Print the entries word for word, starting at the beginning of the entries and ending at the line that contains "Bar: [224, 353, 248, 405]", with both of those lines included.

(Exercise input)
----------

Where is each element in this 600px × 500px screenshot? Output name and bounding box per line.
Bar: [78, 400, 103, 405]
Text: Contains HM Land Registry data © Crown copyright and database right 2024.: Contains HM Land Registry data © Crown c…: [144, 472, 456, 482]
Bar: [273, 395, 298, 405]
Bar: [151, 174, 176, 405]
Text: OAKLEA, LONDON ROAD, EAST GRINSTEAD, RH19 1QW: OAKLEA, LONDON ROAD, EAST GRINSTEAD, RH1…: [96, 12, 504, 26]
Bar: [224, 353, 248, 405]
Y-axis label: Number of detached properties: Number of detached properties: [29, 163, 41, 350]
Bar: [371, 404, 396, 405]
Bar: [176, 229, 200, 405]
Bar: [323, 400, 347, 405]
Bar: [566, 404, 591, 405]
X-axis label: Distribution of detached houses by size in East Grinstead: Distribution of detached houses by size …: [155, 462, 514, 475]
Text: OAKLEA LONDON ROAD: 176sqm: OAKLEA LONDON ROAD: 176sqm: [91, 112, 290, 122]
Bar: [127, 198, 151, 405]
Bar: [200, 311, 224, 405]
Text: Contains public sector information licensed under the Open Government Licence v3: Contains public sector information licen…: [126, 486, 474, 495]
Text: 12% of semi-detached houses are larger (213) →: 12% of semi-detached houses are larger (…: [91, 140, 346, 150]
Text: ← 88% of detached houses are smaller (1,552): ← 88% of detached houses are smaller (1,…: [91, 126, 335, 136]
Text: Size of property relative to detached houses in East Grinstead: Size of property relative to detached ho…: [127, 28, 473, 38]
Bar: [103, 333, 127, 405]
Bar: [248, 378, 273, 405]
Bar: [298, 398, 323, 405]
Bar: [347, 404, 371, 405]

----------

(Solution to this exercise)
Where is each element in this 600px × 500px screenshot? Output name and bounding box per line.
Bar: [78, 400, 103, 405]
Text: Contains HM Land Registry data © Crown copyright and database right 2024.: Contains HM Land Registry data © Crown c…: [144, 472, 456, 482]
Bar: [273, 395, 298, 405]
Bar: [151, 174, 176, 405]
Text: OAKLEA, LONDON ROAD, EAST GRINSTEAD, RH19 1QW: OAKLEA, LONDON ROAD, EAST GRINSTEAD, RH1…: [96, 12, 504, 26]
Bar: [224, 353, 248, 405]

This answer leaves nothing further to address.